(A run of records)
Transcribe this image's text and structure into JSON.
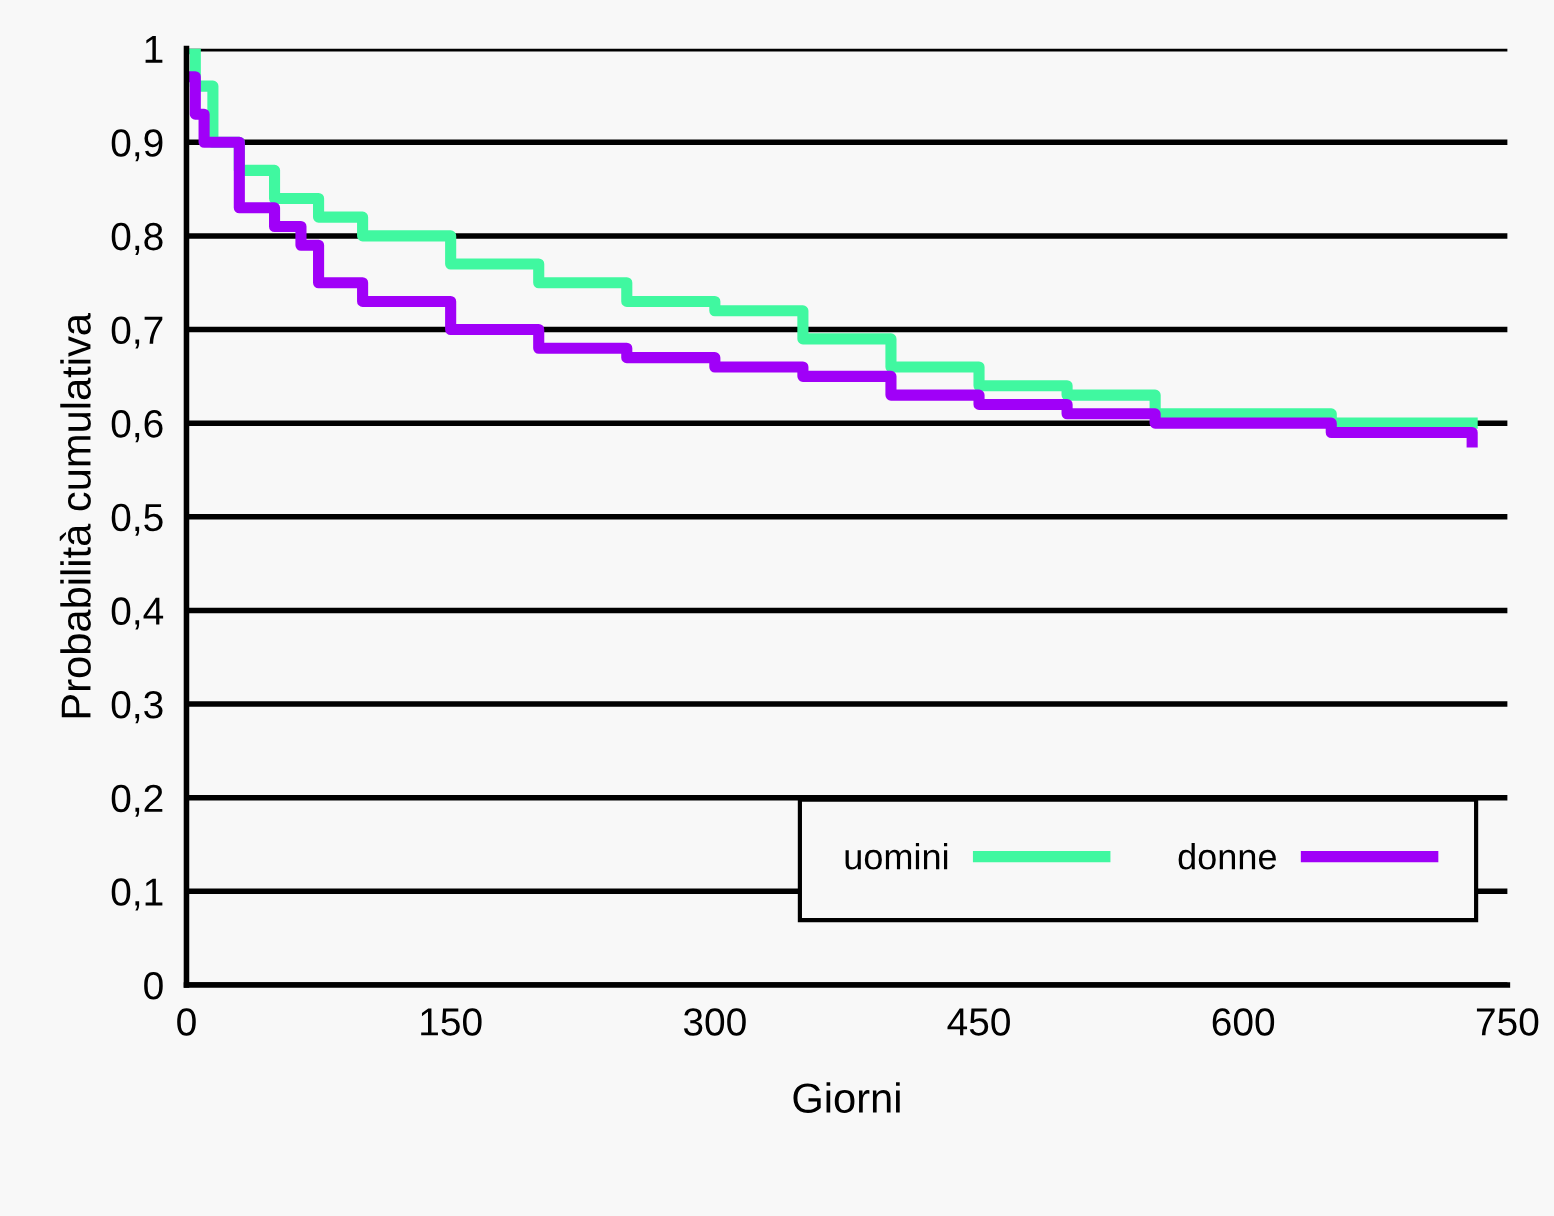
{
  "chart_data": {
    "type": "step",
    "xlabel": "Giorni",
    "ylabel": "Probabilità cumulativa",
    "xlim": [
      0,
      750
    ],
    "xticks": [
      0,
      150,
      300,
      450,
      600,
      750
    ],
    "ylim": [
      0,
      1
    ],
    "yticks": [
      {
        "value": 0,
        "label": "0"
      },
      {
        "value": 0.1,
        "label": "0,1"
      },
      {
        "value": 0.2,
        "label": "0,2"
      },
      {
        "value": 0.3,
        "label": "0,3"
      },
      {
        "value": 0.4,
        "label": "0,4"
      },
      {
        "value": 0.5,
        "label": "0,5"
      },
      {
        "value": 0.6,
        "label": "0,6"
      },
      {
        "value": 0.7,
        "label": "0,7"
      },
      {
        "value": 0.8,
        "label": "0,8"
      },
      {
        "value": 0.9,
        "label": "0,9"
      },
      {
        "value": 1,
        "label": "1"
      }
    ],
    "grid": "y",
    "legend": "bottom right",
    "series": [
      {
        "name": "uomini",
        "color": "#40f8a0",
        "x": [
          0,
          5,
          15,
          30,
          50,
          75,
          100,
          150,
          200,
          250,
          300,
          350,
          400,
          450,
          500,
          550,
          600,
          650,
          730
        ],
        "values": [
          1,
          0.96,
          0.9,
          0.87,
          0.84,
          0.82,
          0.8,
          0.77,
          0.75,
          0.73,
          0.72,
          0.69,
          0.66,
          0.64,
          0.63,
          0.61,
          0.61,
          0.6,
          0.6
        ]
      },
      {
        "name": "donne",
        "color": "#a000f8",
        "x": [
          0,
          5,
          10,
          30,
          50,
          65,
          75,
          100,
          150,
          200,
          250,
          300,
          350,
          400,
          450,
          500,
          550,
          600,
          650,
          730
        ],
        "values": [
          0.97,
          0.93,
          0.9,
          0.83,
          0.81,
          0.79,
          0.75,
          0.73,
          0.7,
          0.68,
          0.67,
          0.66,
          0.65,
          0.63,
          0.62,
          0.61,
          0.6,
          0.6,
          0.59,
          0.58
        ]
      }
    ]
  }
}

**To do:**
All records should be output exactly, with the pictures left out.

**Result for this task:**
Transcribe this image's text and structure into JSON.
{
  "chart_data": {
    "type": "step",
    "xlabel": "Giorni",
    "ylabel": "Probabilità cumulativa",
    "xlim": [
      0,
      750
    ],
    "xticks": [
      0,
      150,
      300,
      450,
      600,
      750
    ],
    "ylim": [
      0,
      1
    ],
    "yticks": [
      {
        "value": 0,
        "label": "0"
      },
      {
        "value": 0.1,
        "label": "0,1"
      },
      {
        "value": 0.2,
        "label": "0,2"
      },
      {
        "value": 0.3,
        "label": "0,3"
      },
      {
        "value": 0.4,
        "label": "0,4"
      },
      {
        "value": 0.5,
        "label": "0,5"
      },
      {
        "value": 0.6,
        "label": "0,6"
      },
      {
        "value": 0.7,
        "label": "0,7"
      },
      {
        "value": 0.8,
        "label": "0,8"
      },
      {
        "value": 0.9,
        "label": "0,9"
      },
      {
        "value": 1,
        "label": "1"
      }
    ],
    "grid": "y",
    "legend": "bottom right",
    "series": [
      {
        "name": "uomini",
        "color": "#40f8a0",
        "x": [
          0,
          5,
          15,
          30,
          50,
          75,
          100,
          150,
          200,
          250,
          300,
          350,
          400,
          450,
          500,
          550,
          600,
          650,
          730
        ],
        "values": [
          1,
          0.96,
          0.9,
          0.87,
          0.84,
          0.82,
          0.8,
          0.77,
          0.75,
          0.73,
          0.72,
          0.69,
          0.66,
          0.64,
          0.63,
          0.61,
          0.61,
          0.6,
          0.6
        ]
      },
      {
        "name": "donne",
        "color": "#a000f8",
        "x": [
          0,
          5,
          10,
          30,
          50,
          65,
          75,
          100,
          150,
          200,
          250,
          300,
          350,
          400,
          450,
          500,
          550,
          600,
          650,
          730
        ],
        "values": [
          0.97,
          0.93,
          0.9,
          0.83,
          0.81,
          0.79,
          0.75,
          0.73,
          0.7,
          0.68,
          0.67,
          0.66,
          0.65,
          0.63,
          0.62,
          0.61,
          0.6,
          0.6,
          0.59,
          0.58
        ]
      }
    ]
  }
}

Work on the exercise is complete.